▶ **PROBLEM DETAILS**: Return each line of the records with nothing changed, pictures excepted.

======== SUPPLIED DATA

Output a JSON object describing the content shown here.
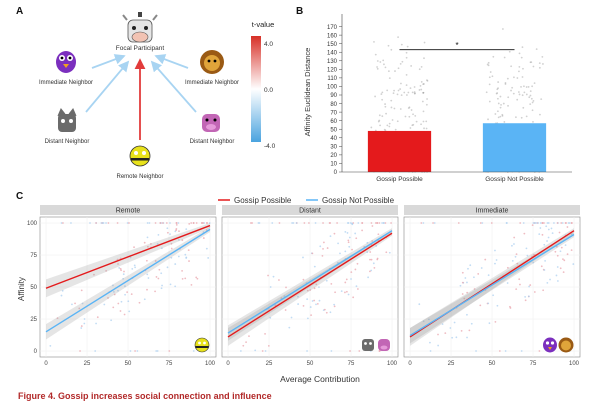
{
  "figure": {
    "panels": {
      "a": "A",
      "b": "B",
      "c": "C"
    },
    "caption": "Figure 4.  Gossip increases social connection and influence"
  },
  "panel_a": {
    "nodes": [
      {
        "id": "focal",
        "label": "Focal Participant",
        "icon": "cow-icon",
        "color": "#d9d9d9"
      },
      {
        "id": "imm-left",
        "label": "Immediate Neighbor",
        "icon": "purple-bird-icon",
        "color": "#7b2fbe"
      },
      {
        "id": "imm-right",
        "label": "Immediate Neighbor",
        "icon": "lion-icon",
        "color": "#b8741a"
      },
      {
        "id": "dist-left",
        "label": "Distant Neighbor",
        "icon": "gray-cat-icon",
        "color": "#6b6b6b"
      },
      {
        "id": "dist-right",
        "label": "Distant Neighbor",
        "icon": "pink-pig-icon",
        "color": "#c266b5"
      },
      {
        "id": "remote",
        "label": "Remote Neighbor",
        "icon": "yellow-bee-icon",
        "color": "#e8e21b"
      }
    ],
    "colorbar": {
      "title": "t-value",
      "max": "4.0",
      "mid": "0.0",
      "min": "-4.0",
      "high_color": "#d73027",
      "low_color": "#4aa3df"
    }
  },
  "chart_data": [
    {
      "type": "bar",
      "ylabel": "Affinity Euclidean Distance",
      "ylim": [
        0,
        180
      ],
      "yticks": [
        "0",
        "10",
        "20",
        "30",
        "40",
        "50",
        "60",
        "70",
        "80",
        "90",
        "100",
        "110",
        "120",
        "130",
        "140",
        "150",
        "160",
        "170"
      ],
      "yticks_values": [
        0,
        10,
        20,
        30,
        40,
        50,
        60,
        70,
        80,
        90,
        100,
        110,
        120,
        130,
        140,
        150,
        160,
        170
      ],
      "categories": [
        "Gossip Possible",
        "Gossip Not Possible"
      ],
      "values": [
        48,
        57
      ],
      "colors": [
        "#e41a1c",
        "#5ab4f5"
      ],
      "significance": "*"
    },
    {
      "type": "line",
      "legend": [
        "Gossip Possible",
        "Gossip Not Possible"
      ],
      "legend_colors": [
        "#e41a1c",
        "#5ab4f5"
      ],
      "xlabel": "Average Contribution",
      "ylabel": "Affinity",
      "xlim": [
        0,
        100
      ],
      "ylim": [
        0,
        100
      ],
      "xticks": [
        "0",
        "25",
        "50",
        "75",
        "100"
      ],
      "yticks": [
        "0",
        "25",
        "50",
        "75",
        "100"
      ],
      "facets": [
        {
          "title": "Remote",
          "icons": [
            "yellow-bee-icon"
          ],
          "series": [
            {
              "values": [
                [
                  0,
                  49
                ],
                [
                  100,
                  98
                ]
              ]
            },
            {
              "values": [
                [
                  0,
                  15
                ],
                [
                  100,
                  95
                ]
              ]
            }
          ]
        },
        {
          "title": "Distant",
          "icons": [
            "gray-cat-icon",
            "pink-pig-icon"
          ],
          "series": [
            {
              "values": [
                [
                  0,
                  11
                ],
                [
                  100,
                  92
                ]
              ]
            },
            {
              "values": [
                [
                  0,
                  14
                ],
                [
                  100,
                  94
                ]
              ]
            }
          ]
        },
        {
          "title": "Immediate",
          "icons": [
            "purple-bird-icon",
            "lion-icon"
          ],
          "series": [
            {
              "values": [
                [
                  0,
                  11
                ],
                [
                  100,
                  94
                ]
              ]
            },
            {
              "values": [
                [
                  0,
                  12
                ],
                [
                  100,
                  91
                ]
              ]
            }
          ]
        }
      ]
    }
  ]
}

================

▶ **WRITTEN SOLUTION**:
Output a JSON object describing the content shown here.
{
  "figure": {
    "panels": {
      "a": "A",
      "b": "B",
      "c": "C"
    },
    "caption": "Figure 4.  Gossip increases social connection and influence"
  },
  "panel_a": {
    "nodes": [
      {
        "id": "focal",
        "label": "Focal Participant",
        "icon": "cow-icon",
        "color": "#d9d9d9"
      },
      {
        "id": "imm-left",
        "label": "Immediate Neighbor",
        "icon": "purple-bird-icon",
        "color": "#7b2fbe"
      },
      {
        "id": "imm-right",
        "label": "Immediate Neighbor",
        "icon": "lion-icon",
        "color": "#b8741a"
      },
      {
        "id": "dist-left",
        "label": "Distant Neighbor",
        "icon": "gray-cat-icon",
        "color": "#6b6b6b"
      },
      {
        "id": "dist-right",
        "label": "Distant Neighbor",
        "icon": "pink-pig-icon",
        "color": "#c266b5"
      },
      {
        "id": "remote",
        "label": "Remote Neighbor",
        "icon": "yellow-bee-icon",
        "color": "#e8e21b"
      }
    ],
    "colorbar": {
      "title": "t-value",
      "max": "4.0",
      "mid": "0.0",
      "min": "-4.0",
      "high_color": "#d73027",
      "low_color": "#4aa3df"
    }
  },
  "chart_data": [
    {
      "type": "bar",
      "ylabel": "Affinity Euclidean Distance",
      "ylim": [
        0,
        180
      ],
      "yticks": [
        "0",
        "10",
        "20",
        "30",
        "40",
        "50",
        "60",
        "70",
        "80",
        "90",
        "100",
        "110",
        "120",
        "130",
        "140",
        "150",
        "160",
        "170"
      ],
      "yticks_values": [
        0,
        10,
        20,
        30,
        40,
        50,
        60,
        70,
        80,
        90,
        100,
        110,
        120,
        130,
        140,
        150,
        160,
        170
      ],
      "categories": [
        "Gossip Possible",
        "Gossip Not Possible"
      ],
      "values": [
        48,
        57
      ],
      "colors": [
        "#e41a1c",
        "#5ab4f5"
      ],
      "significance": "*"
    },
    {
      "type": "line",
      "legend": [
        "Gossip Possible",
        "Gossip Not Possible"
      ],
      "legend_colors": [
        "#e41a1c",
        "#5ab4f5"
      ],
      "xlabel": "Average Contribution",
      "ylabel": "Affinity",
      "xlim": [
        0,
        100
      ],
      "ylim": [
        0,
        100
      ],
      "xticks": [
        "0",
        "25",
        "50",
        "75",
        "100"
      ],
      "yticks": [
        "0",
        "25",
        "50",
        "75",
        "100"
      ],
      "facets": [
        {
          "title": "Remote",
          "icons": [
            "yellow-bee-icon"
          ],
          "series": [
            {
              "values": [
                [
                  0,
                  49
                ],
                [
                  100,
                  98
                ]
              ]
            },
            {
              "values": [
                [
                  0,
                  15
                ],
                [
                  100,
                  95
                ]
              ]
            }
          ]
        },
        {
          "title": "Distant",
          "icons": [
            "gray-cat-icon",
            "pink-pig-icon"
          ],
          "series": [
            {
              "values": [
                [
                  0,
                  11
                ],
                [
                  100,
                  92
                ]
              ]
            },
            {
              "values": [
                [
                  0,
                  14
                ],
                [
                  100,
                  94
                ]
              ]
            }
          ]
        },
        {
          "title": "Immediate",
          "icons": [
            "purple-bird-icon",
            "lion-icon"
          ],
          "series": [
            {
              "values": [
                [
                  0,
                  11
                ],
                [
                  100,
                  94
                ]
              ]
            },
            {
              "values": [
                [
                  0,
                  12
                ],
                [
                  100,
                  91
                ]
              ]
            }
          ]
        }
      ]
    }
  ]
}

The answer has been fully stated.